┌──

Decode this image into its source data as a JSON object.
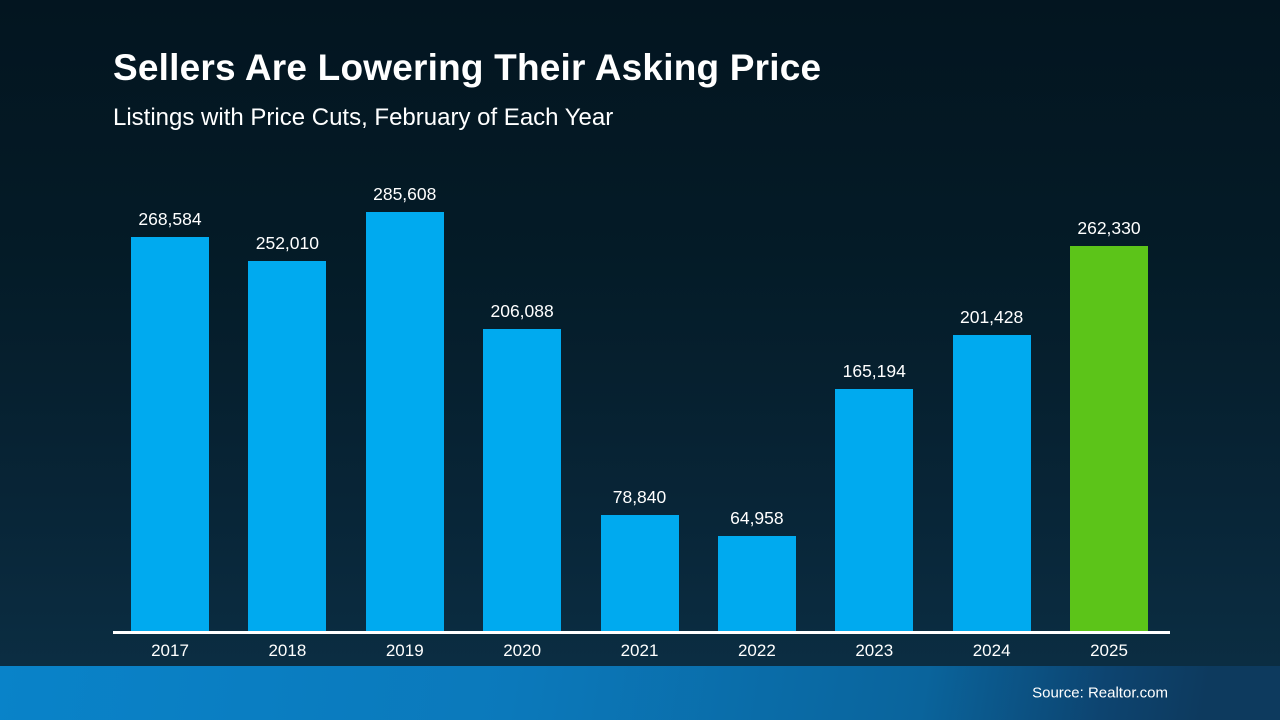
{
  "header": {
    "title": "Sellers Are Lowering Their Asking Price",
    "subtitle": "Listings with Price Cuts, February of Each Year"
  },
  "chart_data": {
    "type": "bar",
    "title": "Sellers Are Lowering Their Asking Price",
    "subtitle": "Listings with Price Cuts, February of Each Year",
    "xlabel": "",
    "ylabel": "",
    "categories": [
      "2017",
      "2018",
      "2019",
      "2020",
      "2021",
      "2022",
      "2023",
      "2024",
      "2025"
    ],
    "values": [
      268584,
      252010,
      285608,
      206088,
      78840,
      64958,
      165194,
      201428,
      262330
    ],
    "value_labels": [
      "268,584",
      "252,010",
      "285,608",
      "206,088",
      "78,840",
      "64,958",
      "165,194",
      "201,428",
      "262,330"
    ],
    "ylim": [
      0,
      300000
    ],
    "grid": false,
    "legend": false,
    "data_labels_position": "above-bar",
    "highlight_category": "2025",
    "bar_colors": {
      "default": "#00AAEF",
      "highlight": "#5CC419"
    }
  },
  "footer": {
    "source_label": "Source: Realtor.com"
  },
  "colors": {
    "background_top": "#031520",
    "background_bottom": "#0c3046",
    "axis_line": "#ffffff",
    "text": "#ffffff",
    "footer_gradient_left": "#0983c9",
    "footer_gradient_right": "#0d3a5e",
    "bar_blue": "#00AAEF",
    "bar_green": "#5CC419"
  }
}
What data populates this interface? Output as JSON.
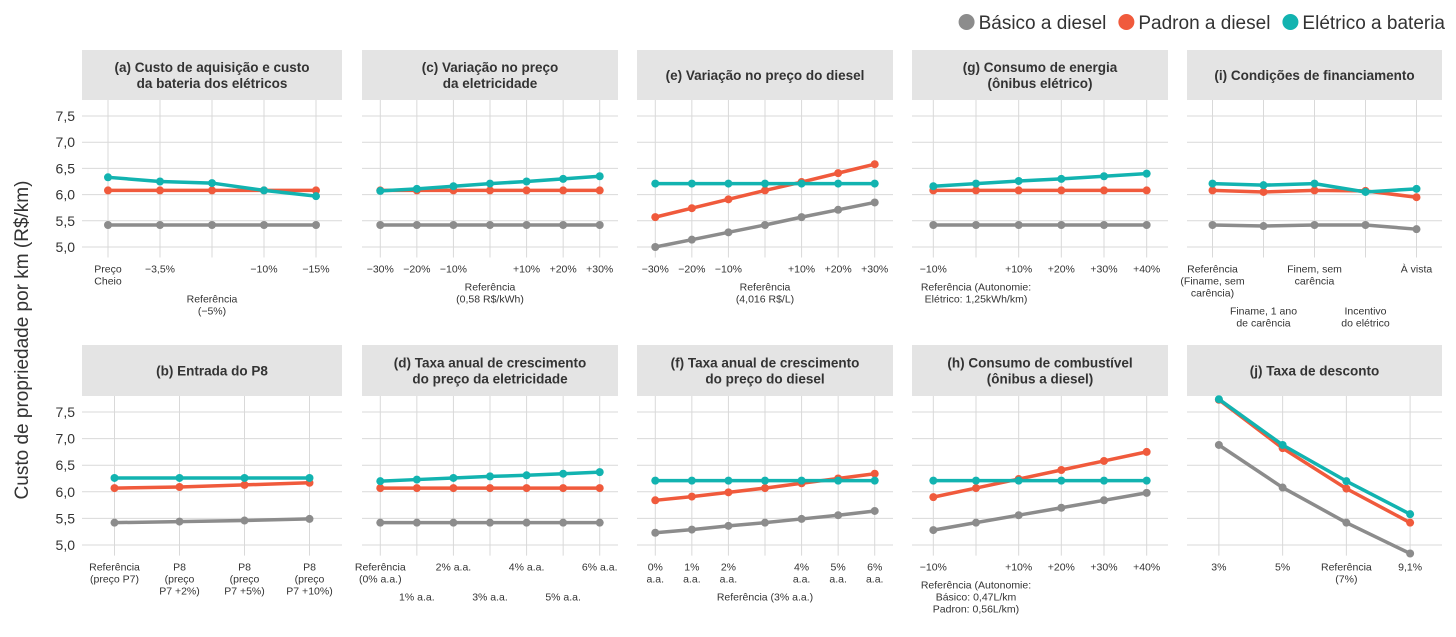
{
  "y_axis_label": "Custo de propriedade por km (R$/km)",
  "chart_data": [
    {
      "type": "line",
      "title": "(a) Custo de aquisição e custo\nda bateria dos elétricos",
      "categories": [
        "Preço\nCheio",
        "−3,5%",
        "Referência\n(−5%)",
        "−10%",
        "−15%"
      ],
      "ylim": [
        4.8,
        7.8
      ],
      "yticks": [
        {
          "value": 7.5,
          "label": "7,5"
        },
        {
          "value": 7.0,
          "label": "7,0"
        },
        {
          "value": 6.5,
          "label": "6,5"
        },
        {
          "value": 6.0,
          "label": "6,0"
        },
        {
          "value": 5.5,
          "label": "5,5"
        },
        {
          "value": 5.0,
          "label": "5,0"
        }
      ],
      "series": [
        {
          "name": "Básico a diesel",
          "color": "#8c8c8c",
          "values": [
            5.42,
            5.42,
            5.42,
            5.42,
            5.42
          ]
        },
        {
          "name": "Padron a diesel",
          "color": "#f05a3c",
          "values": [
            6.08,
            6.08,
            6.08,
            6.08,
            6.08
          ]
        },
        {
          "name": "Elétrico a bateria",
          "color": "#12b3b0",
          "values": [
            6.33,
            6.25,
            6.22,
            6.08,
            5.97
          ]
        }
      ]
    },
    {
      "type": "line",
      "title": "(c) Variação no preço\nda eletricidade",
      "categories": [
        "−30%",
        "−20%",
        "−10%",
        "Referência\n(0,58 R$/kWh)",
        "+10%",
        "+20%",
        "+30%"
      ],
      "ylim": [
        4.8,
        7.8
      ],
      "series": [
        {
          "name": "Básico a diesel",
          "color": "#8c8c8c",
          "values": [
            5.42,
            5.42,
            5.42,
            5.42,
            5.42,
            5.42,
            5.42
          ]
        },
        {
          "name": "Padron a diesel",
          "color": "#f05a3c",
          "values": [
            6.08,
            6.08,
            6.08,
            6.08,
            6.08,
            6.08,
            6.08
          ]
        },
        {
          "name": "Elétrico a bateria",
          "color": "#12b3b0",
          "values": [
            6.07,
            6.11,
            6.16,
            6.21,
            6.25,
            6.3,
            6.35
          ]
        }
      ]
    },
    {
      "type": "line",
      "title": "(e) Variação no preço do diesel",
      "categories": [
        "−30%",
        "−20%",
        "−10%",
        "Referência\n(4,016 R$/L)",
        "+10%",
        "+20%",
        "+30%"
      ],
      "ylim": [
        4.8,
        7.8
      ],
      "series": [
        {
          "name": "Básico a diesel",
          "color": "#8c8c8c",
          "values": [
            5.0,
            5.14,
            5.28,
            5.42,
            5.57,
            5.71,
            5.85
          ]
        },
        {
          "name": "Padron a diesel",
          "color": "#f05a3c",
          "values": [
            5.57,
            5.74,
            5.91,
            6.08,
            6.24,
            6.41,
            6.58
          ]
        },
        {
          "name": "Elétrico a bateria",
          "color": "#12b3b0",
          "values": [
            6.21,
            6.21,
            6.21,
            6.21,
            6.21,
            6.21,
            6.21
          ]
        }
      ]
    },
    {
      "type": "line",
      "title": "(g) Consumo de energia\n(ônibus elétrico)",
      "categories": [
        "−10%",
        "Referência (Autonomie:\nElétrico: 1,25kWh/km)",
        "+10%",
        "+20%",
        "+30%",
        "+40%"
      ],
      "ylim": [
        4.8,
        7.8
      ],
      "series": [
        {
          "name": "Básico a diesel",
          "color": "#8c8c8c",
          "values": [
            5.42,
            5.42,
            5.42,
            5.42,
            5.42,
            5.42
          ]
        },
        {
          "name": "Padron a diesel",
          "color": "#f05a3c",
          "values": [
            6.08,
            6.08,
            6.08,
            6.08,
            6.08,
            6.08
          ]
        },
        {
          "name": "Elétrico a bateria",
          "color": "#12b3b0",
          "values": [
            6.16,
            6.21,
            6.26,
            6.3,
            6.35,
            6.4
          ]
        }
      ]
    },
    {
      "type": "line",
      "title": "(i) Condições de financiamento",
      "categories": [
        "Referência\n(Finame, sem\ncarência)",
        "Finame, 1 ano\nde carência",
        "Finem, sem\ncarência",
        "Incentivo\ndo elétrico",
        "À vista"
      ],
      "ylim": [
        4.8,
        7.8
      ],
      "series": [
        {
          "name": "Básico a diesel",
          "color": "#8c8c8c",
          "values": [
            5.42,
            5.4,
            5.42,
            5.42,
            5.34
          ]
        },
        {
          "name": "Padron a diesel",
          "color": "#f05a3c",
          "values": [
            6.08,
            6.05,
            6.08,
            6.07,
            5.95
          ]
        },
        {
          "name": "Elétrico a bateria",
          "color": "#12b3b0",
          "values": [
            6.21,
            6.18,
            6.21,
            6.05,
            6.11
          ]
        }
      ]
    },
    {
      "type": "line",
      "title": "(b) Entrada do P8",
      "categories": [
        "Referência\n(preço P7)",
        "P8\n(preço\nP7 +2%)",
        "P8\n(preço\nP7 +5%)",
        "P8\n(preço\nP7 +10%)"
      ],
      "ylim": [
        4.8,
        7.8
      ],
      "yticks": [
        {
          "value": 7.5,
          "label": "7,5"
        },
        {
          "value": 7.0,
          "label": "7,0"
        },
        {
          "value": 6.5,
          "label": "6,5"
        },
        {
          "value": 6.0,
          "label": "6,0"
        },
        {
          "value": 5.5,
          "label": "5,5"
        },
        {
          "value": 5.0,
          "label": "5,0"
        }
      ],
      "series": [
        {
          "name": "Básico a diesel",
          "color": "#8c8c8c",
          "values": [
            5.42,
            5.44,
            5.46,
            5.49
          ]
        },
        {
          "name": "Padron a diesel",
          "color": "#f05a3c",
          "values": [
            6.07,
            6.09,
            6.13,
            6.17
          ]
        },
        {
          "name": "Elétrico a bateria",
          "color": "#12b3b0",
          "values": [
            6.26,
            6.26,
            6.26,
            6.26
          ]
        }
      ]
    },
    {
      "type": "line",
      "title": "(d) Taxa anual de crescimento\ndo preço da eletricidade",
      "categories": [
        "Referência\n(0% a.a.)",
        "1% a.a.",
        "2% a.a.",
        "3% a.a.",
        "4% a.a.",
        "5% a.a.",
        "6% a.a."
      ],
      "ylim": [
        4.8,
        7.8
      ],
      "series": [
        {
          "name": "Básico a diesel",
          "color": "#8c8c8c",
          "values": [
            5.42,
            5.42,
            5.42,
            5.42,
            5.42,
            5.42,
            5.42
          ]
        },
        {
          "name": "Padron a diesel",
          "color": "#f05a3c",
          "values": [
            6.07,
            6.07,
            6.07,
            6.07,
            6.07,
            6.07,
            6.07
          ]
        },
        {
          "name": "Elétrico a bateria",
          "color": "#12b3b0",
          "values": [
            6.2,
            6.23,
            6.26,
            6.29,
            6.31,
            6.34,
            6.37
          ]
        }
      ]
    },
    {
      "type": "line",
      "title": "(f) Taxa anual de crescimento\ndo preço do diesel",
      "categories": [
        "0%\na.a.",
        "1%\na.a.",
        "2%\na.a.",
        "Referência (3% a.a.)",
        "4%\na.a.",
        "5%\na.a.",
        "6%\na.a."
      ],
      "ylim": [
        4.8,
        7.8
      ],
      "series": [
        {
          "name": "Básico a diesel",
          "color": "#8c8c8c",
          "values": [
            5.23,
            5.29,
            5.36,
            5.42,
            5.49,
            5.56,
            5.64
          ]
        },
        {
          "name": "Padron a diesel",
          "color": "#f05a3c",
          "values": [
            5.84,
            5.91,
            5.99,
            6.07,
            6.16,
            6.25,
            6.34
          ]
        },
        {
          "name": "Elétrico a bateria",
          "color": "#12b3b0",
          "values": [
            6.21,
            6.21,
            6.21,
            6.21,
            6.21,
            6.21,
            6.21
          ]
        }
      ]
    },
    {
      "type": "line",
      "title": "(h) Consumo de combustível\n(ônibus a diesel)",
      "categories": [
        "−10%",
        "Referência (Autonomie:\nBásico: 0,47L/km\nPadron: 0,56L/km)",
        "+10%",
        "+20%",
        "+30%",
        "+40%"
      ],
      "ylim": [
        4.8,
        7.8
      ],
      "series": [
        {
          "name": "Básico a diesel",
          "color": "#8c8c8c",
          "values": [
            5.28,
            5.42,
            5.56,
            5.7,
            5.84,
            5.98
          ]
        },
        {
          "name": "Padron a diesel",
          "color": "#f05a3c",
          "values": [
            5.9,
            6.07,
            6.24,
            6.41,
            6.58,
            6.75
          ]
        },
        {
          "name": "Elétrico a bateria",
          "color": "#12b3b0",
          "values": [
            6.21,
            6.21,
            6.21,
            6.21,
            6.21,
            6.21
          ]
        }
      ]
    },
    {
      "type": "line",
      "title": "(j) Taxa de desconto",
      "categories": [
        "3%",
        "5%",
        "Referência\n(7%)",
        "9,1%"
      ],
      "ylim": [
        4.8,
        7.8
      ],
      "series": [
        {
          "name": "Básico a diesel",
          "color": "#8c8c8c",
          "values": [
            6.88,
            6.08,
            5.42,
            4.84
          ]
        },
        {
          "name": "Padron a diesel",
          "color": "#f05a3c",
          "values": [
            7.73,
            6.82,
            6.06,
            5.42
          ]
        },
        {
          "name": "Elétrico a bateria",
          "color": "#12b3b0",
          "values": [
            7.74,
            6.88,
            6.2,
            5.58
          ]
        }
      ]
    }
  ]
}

└──

[TASK DESCRIPTION]: Scan the listing above for the word "with" and show each line where it is found.

[EXERCISE RESPONSE]:
    "subtitle": "Listings with Price Cuts, February of Each Year"
    "subtitle": "Listings with Price Cuts, February of Each Year",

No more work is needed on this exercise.